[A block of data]
-.-.-
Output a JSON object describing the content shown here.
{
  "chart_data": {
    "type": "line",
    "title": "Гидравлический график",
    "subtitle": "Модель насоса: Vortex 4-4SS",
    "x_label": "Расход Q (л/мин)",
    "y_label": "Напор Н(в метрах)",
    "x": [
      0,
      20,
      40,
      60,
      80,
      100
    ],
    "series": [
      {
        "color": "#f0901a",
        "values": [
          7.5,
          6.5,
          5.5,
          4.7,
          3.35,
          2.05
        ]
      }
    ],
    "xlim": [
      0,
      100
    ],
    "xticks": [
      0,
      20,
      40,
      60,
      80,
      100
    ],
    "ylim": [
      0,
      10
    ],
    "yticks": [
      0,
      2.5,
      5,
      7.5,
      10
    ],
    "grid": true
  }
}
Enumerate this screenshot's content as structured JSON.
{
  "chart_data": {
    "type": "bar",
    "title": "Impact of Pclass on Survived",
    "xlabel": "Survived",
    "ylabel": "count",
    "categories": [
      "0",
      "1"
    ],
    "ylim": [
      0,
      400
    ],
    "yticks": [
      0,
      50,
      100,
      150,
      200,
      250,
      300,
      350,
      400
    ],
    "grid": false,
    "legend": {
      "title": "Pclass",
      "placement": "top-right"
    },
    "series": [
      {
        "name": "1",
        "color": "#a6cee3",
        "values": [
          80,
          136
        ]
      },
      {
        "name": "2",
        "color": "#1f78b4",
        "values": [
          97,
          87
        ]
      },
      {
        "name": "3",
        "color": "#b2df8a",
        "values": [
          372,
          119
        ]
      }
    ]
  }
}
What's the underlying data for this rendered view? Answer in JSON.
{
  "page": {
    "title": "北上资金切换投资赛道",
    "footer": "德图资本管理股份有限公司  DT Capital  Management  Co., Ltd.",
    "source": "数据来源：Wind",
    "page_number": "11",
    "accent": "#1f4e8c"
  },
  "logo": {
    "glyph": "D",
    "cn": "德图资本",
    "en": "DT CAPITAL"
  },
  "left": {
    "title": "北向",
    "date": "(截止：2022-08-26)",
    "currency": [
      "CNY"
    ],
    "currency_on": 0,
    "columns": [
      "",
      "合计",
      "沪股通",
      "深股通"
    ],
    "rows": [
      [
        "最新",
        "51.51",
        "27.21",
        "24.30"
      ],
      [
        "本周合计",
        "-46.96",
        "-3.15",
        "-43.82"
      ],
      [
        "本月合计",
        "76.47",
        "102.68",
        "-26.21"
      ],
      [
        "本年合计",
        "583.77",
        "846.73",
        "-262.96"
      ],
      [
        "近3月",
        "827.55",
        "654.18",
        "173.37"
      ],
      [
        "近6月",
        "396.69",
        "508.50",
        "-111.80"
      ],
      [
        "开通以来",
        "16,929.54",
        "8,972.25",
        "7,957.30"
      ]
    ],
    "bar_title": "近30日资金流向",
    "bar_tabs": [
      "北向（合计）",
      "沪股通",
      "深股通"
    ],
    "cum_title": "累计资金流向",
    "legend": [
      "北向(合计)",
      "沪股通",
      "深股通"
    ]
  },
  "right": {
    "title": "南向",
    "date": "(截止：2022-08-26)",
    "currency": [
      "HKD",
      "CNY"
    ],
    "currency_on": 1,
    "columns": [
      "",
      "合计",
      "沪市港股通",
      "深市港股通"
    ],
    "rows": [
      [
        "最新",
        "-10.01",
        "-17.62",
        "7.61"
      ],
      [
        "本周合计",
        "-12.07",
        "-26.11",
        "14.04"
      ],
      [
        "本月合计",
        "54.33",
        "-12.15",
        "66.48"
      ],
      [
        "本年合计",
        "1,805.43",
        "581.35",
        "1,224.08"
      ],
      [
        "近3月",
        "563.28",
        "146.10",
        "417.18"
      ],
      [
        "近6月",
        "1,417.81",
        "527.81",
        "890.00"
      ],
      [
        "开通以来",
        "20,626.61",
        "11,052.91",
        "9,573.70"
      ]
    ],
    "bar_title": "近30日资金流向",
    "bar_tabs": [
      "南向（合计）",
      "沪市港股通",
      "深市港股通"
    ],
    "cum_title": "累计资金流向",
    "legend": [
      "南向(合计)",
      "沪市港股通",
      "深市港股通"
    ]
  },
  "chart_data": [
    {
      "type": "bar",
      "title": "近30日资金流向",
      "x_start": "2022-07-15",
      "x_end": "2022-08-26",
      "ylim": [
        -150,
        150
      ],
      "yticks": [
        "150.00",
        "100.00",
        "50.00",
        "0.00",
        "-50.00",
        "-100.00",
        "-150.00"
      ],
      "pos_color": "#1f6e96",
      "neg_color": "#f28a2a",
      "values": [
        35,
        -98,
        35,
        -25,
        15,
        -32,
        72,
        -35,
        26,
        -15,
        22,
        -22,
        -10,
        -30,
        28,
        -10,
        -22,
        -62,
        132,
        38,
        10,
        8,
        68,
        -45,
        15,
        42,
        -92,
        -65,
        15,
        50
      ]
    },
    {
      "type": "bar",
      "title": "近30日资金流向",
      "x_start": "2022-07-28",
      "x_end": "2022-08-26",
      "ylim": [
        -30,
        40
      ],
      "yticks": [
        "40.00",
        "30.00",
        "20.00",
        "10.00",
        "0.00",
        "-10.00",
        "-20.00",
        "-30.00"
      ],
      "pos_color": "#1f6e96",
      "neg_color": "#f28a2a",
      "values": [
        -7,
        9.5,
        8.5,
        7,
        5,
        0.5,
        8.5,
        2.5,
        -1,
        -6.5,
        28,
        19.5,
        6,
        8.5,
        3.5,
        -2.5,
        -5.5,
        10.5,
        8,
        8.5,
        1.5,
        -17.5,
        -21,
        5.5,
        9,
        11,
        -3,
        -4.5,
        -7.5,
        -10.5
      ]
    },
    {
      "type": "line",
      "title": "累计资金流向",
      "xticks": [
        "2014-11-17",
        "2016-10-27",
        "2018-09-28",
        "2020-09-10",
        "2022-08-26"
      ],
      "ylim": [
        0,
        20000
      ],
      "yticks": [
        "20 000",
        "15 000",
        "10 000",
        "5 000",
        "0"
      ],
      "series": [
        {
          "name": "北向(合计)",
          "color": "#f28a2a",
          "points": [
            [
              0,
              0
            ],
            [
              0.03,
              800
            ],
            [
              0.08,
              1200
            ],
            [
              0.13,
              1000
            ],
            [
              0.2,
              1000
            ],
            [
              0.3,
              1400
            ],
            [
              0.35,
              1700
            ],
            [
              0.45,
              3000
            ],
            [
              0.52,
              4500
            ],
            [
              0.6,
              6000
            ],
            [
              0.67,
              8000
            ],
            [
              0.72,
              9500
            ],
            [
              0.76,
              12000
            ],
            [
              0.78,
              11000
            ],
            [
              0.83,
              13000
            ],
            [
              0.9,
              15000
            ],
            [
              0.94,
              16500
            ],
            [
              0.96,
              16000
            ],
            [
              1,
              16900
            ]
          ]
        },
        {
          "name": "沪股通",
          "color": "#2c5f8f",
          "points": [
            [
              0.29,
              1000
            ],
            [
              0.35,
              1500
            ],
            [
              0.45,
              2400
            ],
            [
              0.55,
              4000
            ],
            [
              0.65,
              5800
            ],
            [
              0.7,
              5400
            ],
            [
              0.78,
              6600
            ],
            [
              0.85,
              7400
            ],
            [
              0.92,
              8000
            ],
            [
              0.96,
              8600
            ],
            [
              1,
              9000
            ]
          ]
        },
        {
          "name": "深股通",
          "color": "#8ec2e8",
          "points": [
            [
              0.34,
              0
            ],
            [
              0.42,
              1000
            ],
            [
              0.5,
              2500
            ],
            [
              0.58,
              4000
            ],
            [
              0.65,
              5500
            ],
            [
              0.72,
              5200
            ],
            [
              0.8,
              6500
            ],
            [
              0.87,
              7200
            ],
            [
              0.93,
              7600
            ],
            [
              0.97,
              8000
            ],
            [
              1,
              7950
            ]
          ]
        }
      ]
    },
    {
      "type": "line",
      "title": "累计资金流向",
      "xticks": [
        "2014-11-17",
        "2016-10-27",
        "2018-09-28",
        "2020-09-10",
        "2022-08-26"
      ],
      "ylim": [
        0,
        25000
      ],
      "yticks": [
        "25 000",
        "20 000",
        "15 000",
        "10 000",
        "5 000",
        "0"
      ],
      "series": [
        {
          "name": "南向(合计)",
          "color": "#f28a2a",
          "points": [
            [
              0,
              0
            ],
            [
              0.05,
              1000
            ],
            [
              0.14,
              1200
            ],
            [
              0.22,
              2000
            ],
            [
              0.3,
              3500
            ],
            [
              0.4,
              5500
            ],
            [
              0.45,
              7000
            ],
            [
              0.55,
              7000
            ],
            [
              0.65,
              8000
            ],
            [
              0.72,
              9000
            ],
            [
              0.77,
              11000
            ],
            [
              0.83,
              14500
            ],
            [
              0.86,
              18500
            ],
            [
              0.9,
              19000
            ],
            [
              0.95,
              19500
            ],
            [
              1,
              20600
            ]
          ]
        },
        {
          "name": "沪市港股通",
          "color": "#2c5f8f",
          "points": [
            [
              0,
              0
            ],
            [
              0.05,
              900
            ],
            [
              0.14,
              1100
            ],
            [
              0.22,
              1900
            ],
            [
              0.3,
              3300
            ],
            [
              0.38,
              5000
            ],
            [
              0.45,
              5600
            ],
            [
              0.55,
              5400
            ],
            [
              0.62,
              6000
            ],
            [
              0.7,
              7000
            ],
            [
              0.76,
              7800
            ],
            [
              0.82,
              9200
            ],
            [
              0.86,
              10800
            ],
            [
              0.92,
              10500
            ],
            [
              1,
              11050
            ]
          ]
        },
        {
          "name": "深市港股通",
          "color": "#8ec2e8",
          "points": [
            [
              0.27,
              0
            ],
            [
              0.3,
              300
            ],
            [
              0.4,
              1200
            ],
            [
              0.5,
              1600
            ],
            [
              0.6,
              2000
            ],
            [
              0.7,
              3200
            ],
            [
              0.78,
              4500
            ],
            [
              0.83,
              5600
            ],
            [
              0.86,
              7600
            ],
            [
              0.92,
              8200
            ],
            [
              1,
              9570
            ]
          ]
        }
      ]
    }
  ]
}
-.-.-
The problem — List every line above containing the word "JSON".

Written solution —
Output a JSON object describing the content shown here.
Enumerate this screenshot's content as structured JSON.
What's the underlying data for this rendered view? Answer in JSON.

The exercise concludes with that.